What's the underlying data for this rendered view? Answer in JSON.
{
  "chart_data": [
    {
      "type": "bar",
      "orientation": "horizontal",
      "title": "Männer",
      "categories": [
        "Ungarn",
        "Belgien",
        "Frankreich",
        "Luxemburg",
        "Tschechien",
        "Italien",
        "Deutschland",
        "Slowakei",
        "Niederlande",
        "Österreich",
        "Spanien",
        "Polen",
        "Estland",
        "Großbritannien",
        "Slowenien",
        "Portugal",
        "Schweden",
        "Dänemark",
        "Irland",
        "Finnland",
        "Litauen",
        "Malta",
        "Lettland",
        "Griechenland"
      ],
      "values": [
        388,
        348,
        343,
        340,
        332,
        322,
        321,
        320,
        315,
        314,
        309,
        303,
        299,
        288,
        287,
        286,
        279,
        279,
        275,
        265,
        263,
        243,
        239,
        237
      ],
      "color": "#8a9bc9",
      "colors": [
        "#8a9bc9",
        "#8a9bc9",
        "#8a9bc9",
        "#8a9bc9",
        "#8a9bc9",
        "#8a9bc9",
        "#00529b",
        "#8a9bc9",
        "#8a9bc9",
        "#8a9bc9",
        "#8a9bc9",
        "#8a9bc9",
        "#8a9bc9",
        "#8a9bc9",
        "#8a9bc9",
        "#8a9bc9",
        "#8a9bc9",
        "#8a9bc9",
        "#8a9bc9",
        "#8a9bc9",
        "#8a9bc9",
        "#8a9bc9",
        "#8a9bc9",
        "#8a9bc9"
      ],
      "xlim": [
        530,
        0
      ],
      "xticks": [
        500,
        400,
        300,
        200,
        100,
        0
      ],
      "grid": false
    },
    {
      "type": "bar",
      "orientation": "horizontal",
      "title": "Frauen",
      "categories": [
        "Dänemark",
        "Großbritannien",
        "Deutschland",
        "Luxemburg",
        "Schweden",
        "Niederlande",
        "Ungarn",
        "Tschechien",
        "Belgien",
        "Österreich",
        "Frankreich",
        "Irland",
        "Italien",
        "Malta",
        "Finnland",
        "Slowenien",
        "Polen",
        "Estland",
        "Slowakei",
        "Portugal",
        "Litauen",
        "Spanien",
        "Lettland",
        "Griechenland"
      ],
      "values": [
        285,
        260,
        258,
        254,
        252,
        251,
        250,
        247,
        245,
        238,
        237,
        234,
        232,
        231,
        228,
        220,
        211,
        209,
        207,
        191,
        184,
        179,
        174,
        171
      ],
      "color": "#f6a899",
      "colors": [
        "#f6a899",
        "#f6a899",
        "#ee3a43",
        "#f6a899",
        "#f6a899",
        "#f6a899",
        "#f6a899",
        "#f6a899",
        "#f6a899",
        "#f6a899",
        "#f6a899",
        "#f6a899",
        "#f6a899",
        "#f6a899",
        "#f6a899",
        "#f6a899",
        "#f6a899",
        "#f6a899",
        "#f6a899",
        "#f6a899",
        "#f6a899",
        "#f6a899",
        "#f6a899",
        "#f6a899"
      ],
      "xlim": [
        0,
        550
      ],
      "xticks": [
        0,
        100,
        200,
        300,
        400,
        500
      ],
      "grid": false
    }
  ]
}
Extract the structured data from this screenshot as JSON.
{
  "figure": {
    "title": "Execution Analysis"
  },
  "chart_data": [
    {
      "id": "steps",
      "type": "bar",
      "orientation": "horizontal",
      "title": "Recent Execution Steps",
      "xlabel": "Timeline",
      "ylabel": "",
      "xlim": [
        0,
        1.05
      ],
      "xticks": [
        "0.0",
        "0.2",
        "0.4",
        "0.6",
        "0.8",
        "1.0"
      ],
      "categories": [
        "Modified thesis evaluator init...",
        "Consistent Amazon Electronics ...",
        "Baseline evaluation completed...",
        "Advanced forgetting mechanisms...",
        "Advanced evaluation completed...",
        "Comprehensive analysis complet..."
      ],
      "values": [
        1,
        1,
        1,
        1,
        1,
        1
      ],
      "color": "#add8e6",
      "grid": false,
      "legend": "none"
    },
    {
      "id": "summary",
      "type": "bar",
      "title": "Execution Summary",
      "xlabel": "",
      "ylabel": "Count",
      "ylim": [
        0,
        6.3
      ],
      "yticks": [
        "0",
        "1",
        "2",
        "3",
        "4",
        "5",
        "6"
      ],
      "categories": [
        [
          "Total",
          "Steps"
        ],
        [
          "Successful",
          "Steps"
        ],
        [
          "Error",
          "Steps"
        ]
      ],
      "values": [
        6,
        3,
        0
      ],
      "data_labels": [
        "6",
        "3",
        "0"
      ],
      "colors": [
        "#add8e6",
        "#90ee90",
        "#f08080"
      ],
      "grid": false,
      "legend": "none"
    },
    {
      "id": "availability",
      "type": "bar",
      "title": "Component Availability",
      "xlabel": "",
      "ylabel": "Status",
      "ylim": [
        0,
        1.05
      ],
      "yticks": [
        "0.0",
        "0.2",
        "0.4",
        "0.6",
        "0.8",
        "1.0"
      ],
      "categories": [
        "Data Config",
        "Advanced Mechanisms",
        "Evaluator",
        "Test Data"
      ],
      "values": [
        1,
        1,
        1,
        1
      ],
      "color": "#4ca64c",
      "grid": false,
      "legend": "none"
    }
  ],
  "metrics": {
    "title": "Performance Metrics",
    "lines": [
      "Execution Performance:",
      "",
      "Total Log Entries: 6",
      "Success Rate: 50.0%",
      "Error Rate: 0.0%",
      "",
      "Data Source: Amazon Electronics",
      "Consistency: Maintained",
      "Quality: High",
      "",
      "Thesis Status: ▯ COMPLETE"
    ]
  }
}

• What you need to do: Scan the lines for the string "completed". Pick out every line that has it.

• Correct answer:
        "Baseline evaluation completed...",
        "Advanced evaluation completed...",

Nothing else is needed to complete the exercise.